Set task
Reproduce the lines of the material exactly, excluding every image.

Data shown
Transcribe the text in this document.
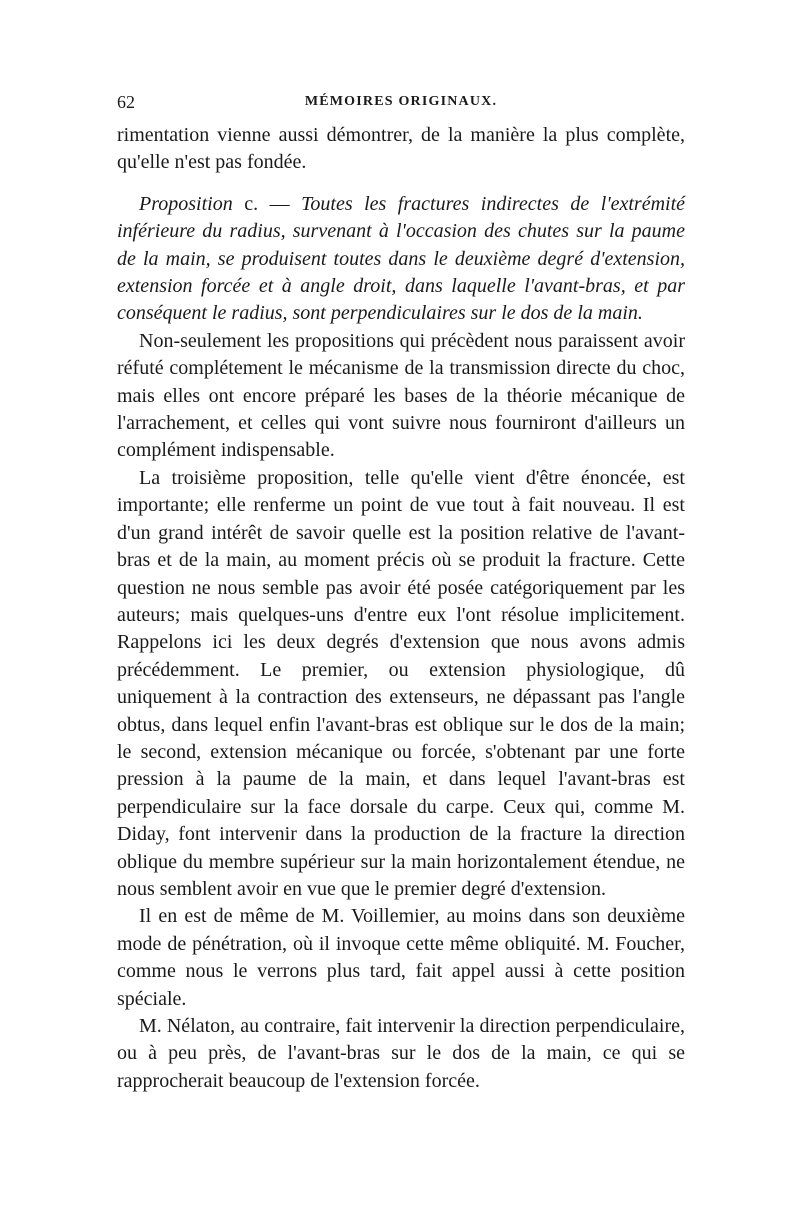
62	MÉMOIRES ORIGINAUX.

rimentation vienne aussi démontrer, de la manière la plus complète, qu'elle n'est pas fondée.

Proposition c. — Toutes les fractures indirectes de l'extrémité inférieure du radius, survenant à l'occasion des chutes sur la paume de la main, se produisent toutes dans le deuxième degré d'extension, extension forcée et à angle droit, dans laquelle l'avant-bras, et par conséquent le radius, sont perpendiculaires sur le dos de la main.

Non-seulement les propositions qui précèdent nous paraissent avoir réfuté complétement le mécanisme de la transmission directe du choc, mais elles ont encore préparé les bases de la théorie mécanique de l'arrachement, et celles qui vont suivre nous fourniront d'ailleurs un complément indispensable.

La troisième proposition, telle qu'elle vient d'être énoncée, est importante; elle renferme un point de vue tout à fait nouveau. Il est d'un grand intérêt de savoir quelle est la position relative de l'avant-bras et de la main, au moment précis où se produit la fracture. Cette question ne nous semble pas avoir été posée catégoriquement par les auteurs; mais quelques-uns d'entre eux l'ont résolue implicitement. Rappelons ici les deux degrés d'extension que nous avons admis précédemment. Le premier, ou extension physiologique, dû uniquement à la contraction des extenseurs, ne dépassant pas l'angle obtus, dans lequel enfin l'avant-bras est oblique sur le dos de la main; le second, extension mécanique ou forcée, s'obtenant par une forte pression à la paume de la main, et dans lequel l'avant-bras est perpendiculaire sur la face dorsale du carpe. Ceux qui, comme M. Diday, font intervenir dans la production de la fracture la direction oblique du membre supérieur sur la main horizontalement étendue, ne nous semblent avoir en vue que le premier degré d'extension.

Il en est de même de M. Voillemier, au moins dans son deuxième mode de pénétration, où il invoque cette même obliquité. M. Foucher, comme nous le verrons plus tard, fait appel aussi à cette position spéciale.

M. Nélaton, au contraire, fait intervenir la direction perpendiculaire, ou à peu près, de l'avant-bras sur le dos de la main, ce qui se rapprocherait beaucoup de l'extension forcée.
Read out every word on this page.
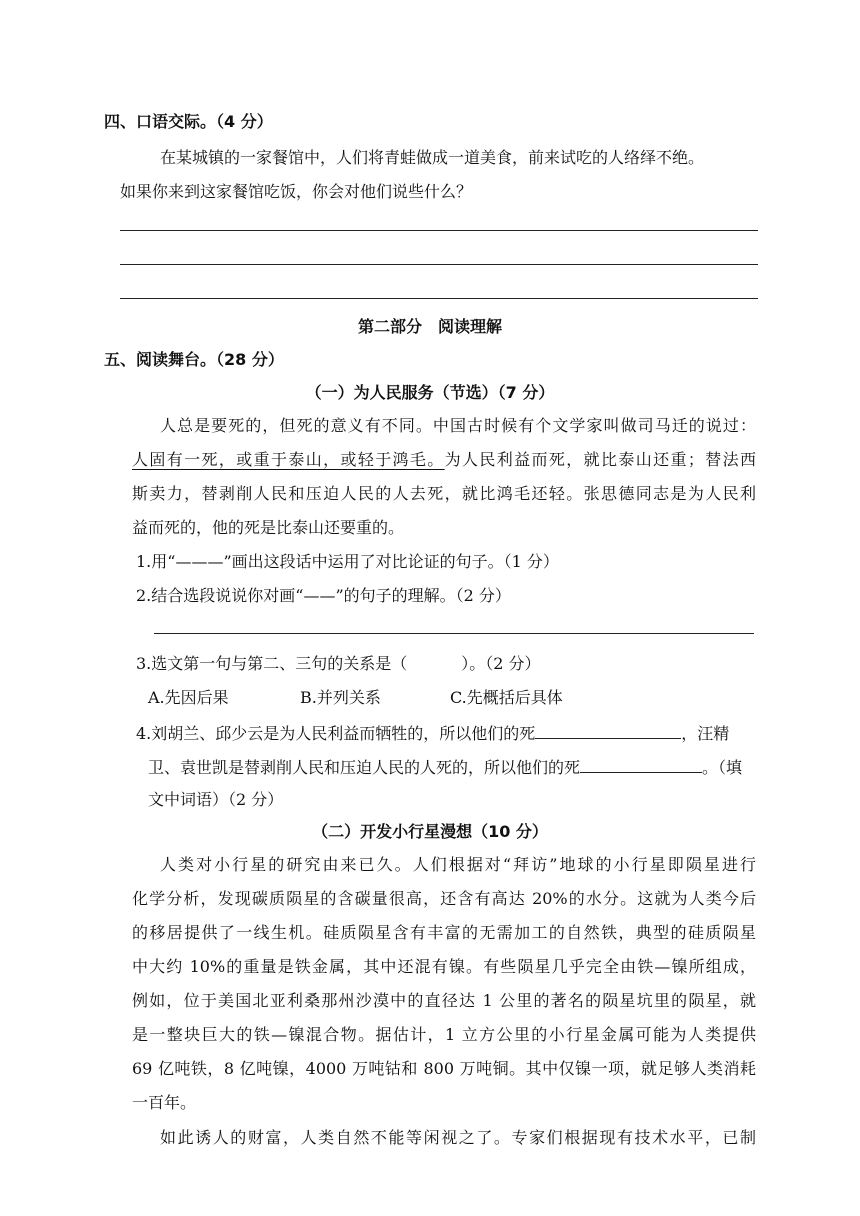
四、口语交际。（4 分）
在某城镇的一家餐馆中，人们将青蛙做成一道美食，前来试吃的人络绎不绝。
如果你来到这家餐馆吃饭，你会对他们说些什么？
第二部分　阅读理解
五、阅读舞台。（28 分）
（一）为人民服务（节选）（7 分）
人总是要死的，但死的意义有不同。中国古时候有个文学家叫做司马迁的说过：
人固有一死，或重于泰山，或轻于鸿毛。为人民利益而死，就比泰山还重；替法西
斯卖力，替剥削人民和压迫人民的人去死，就比鸿毛还轻。张思德同志是为人民利
益而死的，他的死是比泰山还要重的。
1.用“———”画出这段话中运用了对比论证的句子。（1 分）
2.结合选段说说你对画“——”的句子的理解。（2 分）
3.选文第一句与第二、三句的关系是（	）。（2 分）
A.先因后果	B.并列关系	C.先概括后具体
4.刘胡兰、邱少云是为人民利益而牺牲的，所以他们的死	，汪精
卫、袁世凯是替剥削人民和压迫人民的人死的，所以他们的死	。（填
文中词语）（2 分）
（二）开发小行星漫想（10 分）
人类对小行星的研究由来已久。人们根据对“拜访”地球的小行星即陨星进行
化学分析，发现碳质陨星的含碳量很高，还含有高达 20%的水分。这就为人类今后
的移居提供了一线生机。硅质陨星含有丰富的无需加工的自然铁，典型的硅质陨星
中大约 10%的重量是铁金属，其中还混有镍。有些陨星几乎完全由铁—镍所组成，
例如，位于美国北亚利桑那州沙漠中的直径达 1 公里的著名的陨星坑里的陨星，就
是一整块巨大的铁—镍混合物。据估计，1 立方公里的小行星金属可能为人类提供
69 亿吨铁，8 亿吨镍，4000 万吨钴和 800 万吨铜。其中仅镍一项，就足够人类消耗
一百年。
如此诱人的财富，人类自然不能等闲视之了。专家们根据现有技术水平，已制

Response
Transcribe the text in this document.
62	MÉMOIRES ORIGINAUX.

rimentation vienne aussi démontrer, de la manière la plus complète, qu'elle n'est pas fondée.

Proposition c. — Toutes les fractures indirectes de l'extrémité inférieure du radius, survenant à l'occasion des chutes sur la paume de la main, se produisent toutes dans le deuxième degré d'extension, extension forcée et à angle droit, dans laquelle l'avant-bras, et par conséquent le radius, sont perpendiculaires sur le dos de la main.

Non-seulement les propositions qui précèdent nous paraissent avoir réfuté complétement le mécanisme de la transmission directe du choc, mais elles ont encore préparé les bases de la théorie mécanique de l'arrachement, et celles qui vont suivre nous fourniront d'ailleurs un complément indispensable.

La troisième proposition, telle qu'elle vient d'être énoncée, est importante; elle renferme un point de vue tout à fait nouveau. Il est d'un grand intérêt de savoir quelle est la position relative de l'avant-bras et de la main, au moment précis où se produit la fracture. Cette question ne nous semble pas avoir été posée catégoriquement par les auteurs; mais quelques-uns d'entre eux l'ont résolue implicitement. Rappelons ici les deux degrés d'extension que nous avons admis précédemment. Le premier, ou extension physiologique, dû uniquement à la contraction des extenseurs, ne dépassant pas l'angle obtus, dans lequel enfin l'avant-bras est oblique sur le dos de la main; le second, extension mécanique ou forcée, s'obtenant par une forte pression à la paume de la main, et dans lequel l'avant-bras est perpendiculaire sur la face dorsale du carpe. Ceux qui, comme M. Diday, font intervenir dans la production de la fracture la direction oblique du membre supérieur sur la main horizontalement étendue, ne nous semblent avoir en vue que le premier degré d'extension.

Il en est de même de M. Voillemier, au moins dans son deuxième mode de pénétration, où il invoque cette même obliquité. M. Foucher, comme nous le verrons plus tard, fait appel aussi à cette position spéciale.

M. Nélaton, au contraire, fait intervenir la direction perpendiculaire, ou à peu près, de l'avant-bras sur le dos de la main, ce qui se rapprocherait beaucoup de l'extension forcée.
Read out every word on this page.
四、口语交际。（4 分）
在某城镇的一家餐馆中，人们将青蛙做成一道美食，前来试吃的人络绎不绝。
如果你来到这家餐馆吃饭，你会对他们说些什么？
第二部分　阅读理解
五、阅读舞台。（28 分）
（一）为人民服务（节选）（7 分）
人总是要死的，但死的意义有不同。中国古时候有个文学家叫做司马迁的说过：
人固有一死，或重于泰山，或轻于鸿毛。为人民利益而死，就比泰山还重；替法西
斯卖力，替剥削人民和压迫人民的人去死，就比鸿毛还轻。张思德同志是为人民利
益而死的，他的死是比泰山还要重的。
1.用“———”画出这段话中运用了对比论证的句子。（1 分）
2.结合选段说说你对画“——”的句子的理解。（2 分）
3.选文第一句与第二、三句的关系是（	）。（2 分）
A.先因后果	B.并列关系	C.先概括后具体
4.刘胡兰、邱少云是为人民利益而牺牲的，所以他们的死	，汪精
卫、袁世凯是替剥削人民和压迫人民的人死的，所以他们的死	。（填
文中词语）（2 分）
（二）开发小行星漫想（10 分）
人类对小行星的研究由来已久。人们根据对“拜访”地球的小行星即陨星进行
化学分析，发现碳质陨星的含碳量很高，还含有高达 20%的水分。这就为人类今后
的移居提供了一线生机。硅质陨星含有丰富的无需加工的自然铁，典型的硅质陨星
中大约 10%的重量是铁金属，其中还混有镍。有些陨星几乎完全由铁—镍所组成，
例如，位于美国北亚利桑那州沙漠中的直径达 1 公里的著名的陨星坑里的陨星，就
是一整块巨大的铁—镍混合物。据估计，1 立方公里的小行星金属可能为人类提供
69 亿吨铁，8 亿吨镍，4000 万吨钴和 800 万吨铜。其中仅镍一项，就足够人类消耗
一百年。
如此诱人的财富，人类自然不能等闲视之了。专家们根据现有技术水平，已制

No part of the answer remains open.